>> BEGIN
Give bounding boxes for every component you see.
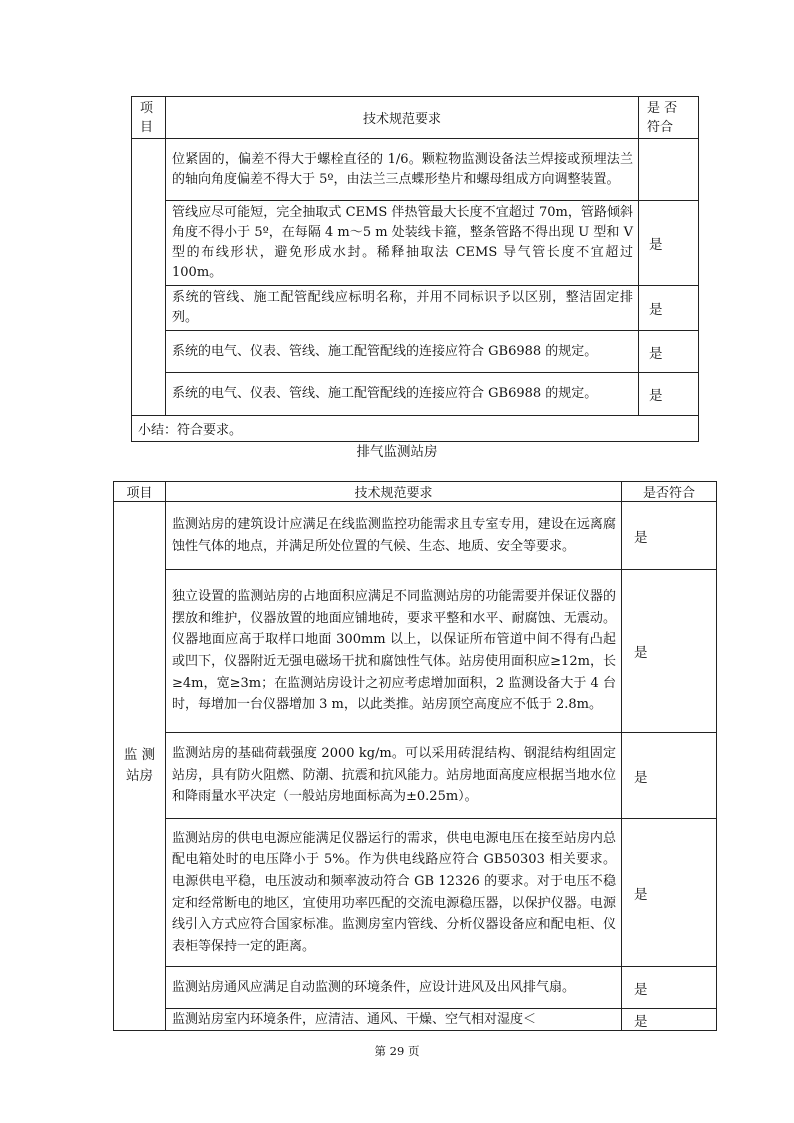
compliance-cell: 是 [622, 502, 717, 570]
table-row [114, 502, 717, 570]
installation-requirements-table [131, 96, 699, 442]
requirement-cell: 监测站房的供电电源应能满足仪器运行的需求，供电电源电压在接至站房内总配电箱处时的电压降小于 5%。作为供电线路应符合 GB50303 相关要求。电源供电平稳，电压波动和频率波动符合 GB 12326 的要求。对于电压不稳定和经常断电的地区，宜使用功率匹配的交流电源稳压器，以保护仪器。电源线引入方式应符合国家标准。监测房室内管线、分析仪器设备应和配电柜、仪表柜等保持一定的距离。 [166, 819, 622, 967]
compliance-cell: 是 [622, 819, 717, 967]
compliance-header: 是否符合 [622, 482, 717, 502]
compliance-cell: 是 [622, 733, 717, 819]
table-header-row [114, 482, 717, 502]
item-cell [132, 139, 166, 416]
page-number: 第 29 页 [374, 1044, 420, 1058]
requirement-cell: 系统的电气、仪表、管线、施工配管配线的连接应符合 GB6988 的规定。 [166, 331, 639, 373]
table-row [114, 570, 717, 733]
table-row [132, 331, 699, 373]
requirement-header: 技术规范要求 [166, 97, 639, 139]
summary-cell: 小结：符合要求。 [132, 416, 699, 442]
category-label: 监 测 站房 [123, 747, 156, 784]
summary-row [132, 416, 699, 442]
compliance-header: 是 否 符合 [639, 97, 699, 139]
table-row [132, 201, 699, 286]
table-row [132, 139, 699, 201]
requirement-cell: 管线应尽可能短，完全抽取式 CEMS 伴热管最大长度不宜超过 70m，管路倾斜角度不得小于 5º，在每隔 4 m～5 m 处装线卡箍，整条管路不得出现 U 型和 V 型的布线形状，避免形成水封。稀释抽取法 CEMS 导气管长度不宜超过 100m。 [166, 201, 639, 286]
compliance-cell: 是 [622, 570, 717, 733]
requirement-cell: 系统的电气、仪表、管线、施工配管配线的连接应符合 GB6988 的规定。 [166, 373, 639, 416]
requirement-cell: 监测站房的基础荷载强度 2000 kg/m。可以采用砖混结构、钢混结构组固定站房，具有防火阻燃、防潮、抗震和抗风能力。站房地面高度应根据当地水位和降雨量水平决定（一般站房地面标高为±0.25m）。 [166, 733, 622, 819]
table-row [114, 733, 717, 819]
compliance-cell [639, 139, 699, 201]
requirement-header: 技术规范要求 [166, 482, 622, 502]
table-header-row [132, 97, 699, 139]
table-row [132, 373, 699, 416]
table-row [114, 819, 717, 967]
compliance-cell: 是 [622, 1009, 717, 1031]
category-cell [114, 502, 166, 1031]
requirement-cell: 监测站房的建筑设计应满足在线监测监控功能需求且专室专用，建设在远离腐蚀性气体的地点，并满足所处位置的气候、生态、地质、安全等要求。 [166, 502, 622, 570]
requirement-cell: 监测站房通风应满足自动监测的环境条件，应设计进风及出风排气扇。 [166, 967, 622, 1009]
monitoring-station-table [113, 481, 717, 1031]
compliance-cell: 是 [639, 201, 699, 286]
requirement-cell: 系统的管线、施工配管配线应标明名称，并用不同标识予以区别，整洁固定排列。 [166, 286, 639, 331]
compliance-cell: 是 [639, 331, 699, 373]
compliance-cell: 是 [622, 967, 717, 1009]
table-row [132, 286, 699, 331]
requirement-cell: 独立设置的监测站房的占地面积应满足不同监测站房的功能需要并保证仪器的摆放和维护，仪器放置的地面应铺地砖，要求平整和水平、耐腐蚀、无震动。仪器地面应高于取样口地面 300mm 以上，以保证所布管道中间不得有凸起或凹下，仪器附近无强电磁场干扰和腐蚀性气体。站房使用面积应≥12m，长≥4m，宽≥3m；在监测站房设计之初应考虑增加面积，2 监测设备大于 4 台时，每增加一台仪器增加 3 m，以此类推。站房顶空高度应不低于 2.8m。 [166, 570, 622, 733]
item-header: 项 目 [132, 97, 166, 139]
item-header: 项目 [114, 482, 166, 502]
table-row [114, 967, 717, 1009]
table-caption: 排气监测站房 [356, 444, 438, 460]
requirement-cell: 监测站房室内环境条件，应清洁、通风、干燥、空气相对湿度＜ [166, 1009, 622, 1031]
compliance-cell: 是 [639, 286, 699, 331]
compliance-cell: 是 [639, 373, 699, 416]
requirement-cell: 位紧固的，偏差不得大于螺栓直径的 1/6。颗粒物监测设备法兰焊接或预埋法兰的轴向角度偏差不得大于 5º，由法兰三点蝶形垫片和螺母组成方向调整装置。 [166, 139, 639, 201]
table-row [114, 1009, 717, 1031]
>> END
>> BEGIN
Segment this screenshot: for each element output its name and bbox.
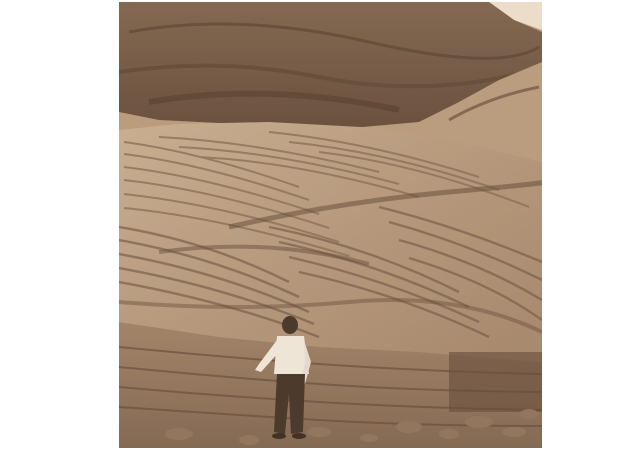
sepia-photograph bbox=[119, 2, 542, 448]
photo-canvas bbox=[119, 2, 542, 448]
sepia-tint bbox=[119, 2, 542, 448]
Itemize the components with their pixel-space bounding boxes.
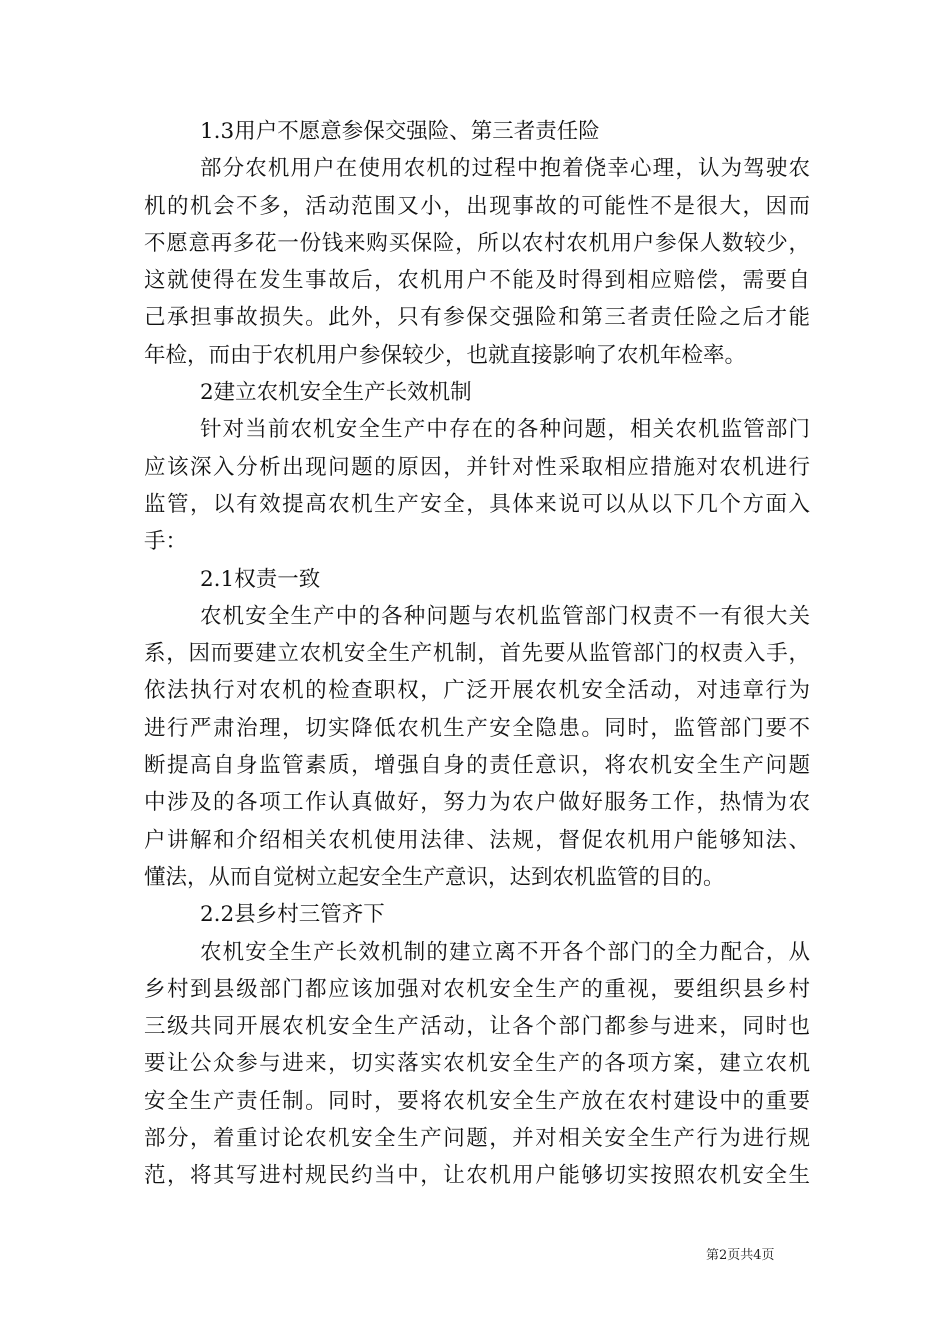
>> END
(Task instructions) Reproduce the records from the line with "Give bounding boxes" to the line with "table-header-row [114, 482, 717, 502]", both lines included, without the pictures.

(Expected output)
Give bounding boxes for every component you see.
compliance-cell: 是 [622, 502, 717, 570]
table-row [114, 502, 717, 570]
installation-requirements-table [131, 96, 699, 442]
requirement-cell: 监测站房的供电电源应能满足仪器运行的需求，供电电源电压在接至站房内总配电箱处时的电压降小于 5%。作为供电线路应符合 GB50303 相关要求。电源供电平稳，电压波动和频率波动符合 GB 12326 的要求。对于电压不稳定和经常断电的地区，宜使用功率匹配的交流电源稳压器，以保护仪器。电源线引入方式应符合国家标准。监测房室内管线、分析仪器设备应和配电柜、仪表柜等保持一定的距离。 [166, 819, 622, 967]
compliance-cell: 是 [622, 819, 717, 967]
compliance-header: 是否符合 [622, 482, 717, 502]
compliance-cell: 是 [622, 733, 717, 819]
table-header-row [114, 482, 717, 502]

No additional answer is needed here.